═════ Data shown

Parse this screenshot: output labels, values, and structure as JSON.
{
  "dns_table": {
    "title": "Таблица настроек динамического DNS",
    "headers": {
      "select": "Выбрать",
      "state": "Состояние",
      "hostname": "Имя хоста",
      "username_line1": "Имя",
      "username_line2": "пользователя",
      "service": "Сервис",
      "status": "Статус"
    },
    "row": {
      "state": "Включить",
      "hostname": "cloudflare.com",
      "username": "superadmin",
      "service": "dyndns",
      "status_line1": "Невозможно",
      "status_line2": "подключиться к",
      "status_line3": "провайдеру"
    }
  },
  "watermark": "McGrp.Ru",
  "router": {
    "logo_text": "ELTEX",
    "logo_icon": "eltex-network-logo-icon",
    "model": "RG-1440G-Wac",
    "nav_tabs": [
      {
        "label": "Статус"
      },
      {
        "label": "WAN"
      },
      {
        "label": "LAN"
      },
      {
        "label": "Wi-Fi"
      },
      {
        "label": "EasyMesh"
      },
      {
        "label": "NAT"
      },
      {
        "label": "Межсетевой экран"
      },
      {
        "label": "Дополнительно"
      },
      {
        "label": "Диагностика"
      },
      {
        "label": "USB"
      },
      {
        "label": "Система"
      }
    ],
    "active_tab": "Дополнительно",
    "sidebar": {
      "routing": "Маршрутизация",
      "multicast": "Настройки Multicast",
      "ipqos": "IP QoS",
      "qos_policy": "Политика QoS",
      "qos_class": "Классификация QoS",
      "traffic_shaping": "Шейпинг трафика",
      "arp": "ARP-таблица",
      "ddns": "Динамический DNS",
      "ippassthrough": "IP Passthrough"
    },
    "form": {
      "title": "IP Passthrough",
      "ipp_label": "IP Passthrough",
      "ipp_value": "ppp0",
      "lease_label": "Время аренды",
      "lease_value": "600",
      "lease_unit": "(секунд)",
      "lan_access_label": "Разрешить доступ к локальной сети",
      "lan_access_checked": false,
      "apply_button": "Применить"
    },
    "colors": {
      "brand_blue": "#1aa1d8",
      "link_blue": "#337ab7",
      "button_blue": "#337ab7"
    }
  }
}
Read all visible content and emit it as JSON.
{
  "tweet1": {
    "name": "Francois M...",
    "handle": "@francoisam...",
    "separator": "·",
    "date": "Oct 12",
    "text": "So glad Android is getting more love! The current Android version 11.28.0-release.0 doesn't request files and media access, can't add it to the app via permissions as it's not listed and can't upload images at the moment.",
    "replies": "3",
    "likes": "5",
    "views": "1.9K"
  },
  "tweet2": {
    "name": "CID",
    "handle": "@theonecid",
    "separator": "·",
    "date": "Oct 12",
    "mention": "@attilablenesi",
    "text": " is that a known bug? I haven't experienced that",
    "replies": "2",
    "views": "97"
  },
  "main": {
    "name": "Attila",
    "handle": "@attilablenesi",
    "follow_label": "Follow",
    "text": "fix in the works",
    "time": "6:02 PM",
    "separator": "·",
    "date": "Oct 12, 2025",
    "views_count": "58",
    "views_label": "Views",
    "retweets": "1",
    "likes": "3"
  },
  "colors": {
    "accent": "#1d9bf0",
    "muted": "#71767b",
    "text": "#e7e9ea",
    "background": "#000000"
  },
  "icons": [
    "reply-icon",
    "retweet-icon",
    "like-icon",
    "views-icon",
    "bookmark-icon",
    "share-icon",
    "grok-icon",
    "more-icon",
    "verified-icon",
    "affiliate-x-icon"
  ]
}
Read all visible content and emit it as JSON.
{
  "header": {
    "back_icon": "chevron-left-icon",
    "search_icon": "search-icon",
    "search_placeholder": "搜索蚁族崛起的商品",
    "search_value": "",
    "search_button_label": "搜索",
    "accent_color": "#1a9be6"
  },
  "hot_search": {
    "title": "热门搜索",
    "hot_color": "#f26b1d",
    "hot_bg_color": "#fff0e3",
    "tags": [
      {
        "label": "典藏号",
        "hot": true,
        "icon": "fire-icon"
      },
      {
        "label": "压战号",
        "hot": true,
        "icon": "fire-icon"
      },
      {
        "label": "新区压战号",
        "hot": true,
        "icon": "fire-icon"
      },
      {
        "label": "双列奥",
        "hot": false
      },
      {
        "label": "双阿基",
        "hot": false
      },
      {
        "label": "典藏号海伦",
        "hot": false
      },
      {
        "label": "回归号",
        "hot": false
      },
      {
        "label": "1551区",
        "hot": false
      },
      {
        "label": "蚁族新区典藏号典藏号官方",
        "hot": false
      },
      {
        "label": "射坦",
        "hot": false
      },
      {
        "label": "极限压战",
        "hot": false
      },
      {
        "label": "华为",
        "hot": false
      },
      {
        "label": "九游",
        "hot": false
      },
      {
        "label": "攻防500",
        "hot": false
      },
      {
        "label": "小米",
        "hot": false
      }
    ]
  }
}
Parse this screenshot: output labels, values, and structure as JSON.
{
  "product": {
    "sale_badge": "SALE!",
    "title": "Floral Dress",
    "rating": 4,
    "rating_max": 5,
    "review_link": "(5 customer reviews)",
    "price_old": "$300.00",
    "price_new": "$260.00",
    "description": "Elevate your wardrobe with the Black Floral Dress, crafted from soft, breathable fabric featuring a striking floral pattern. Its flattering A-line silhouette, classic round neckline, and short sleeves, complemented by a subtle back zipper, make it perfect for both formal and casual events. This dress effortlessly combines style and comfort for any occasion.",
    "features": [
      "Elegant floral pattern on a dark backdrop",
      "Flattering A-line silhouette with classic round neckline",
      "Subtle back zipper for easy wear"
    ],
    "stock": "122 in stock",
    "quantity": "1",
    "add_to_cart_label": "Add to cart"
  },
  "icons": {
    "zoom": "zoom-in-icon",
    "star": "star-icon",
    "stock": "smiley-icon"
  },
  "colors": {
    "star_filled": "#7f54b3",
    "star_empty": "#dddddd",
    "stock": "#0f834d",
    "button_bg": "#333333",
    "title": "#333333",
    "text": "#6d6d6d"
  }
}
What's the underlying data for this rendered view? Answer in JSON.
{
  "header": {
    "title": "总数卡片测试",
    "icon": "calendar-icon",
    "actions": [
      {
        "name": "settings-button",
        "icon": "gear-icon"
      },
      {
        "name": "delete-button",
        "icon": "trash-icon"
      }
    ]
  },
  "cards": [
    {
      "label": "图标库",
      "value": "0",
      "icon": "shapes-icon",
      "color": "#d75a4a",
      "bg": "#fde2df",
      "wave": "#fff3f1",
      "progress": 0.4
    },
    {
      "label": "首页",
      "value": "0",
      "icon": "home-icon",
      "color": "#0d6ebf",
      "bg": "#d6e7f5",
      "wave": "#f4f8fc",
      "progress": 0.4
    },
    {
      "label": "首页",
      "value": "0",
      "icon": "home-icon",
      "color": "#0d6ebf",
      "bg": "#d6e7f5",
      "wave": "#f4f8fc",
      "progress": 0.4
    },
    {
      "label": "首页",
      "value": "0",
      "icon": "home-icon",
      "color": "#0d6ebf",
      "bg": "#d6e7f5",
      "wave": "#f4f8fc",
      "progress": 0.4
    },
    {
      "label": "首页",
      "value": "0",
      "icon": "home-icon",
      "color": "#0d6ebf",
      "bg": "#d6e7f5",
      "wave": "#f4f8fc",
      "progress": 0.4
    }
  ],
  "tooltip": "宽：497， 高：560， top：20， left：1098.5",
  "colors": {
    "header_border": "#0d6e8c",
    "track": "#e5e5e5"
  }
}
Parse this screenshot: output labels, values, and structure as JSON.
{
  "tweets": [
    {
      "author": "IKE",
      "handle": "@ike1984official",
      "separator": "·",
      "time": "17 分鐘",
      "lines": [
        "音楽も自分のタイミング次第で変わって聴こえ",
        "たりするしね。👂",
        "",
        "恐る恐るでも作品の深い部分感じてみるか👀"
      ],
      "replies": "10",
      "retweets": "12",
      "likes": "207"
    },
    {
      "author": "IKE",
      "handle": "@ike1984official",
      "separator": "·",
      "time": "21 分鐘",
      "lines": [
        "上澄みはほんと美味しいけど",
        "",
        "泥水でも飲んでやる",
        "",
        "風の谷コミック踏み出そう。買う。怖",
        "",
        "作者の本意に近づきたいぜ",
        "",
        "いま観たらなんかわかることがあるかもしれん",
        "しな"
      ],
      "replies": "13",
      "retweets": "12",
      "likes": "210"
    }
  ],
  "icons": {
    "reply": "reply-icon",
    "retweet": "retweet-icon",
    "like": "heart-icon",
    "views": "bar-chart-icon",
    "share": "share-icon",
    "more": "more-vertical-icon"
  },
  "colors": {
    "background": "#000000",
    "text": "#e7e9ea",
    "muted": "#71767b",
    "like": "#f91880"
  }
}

══════════

What is the number of lines in the records that contain the word "title"? Answer with the number and nothing else.

_Full response_
6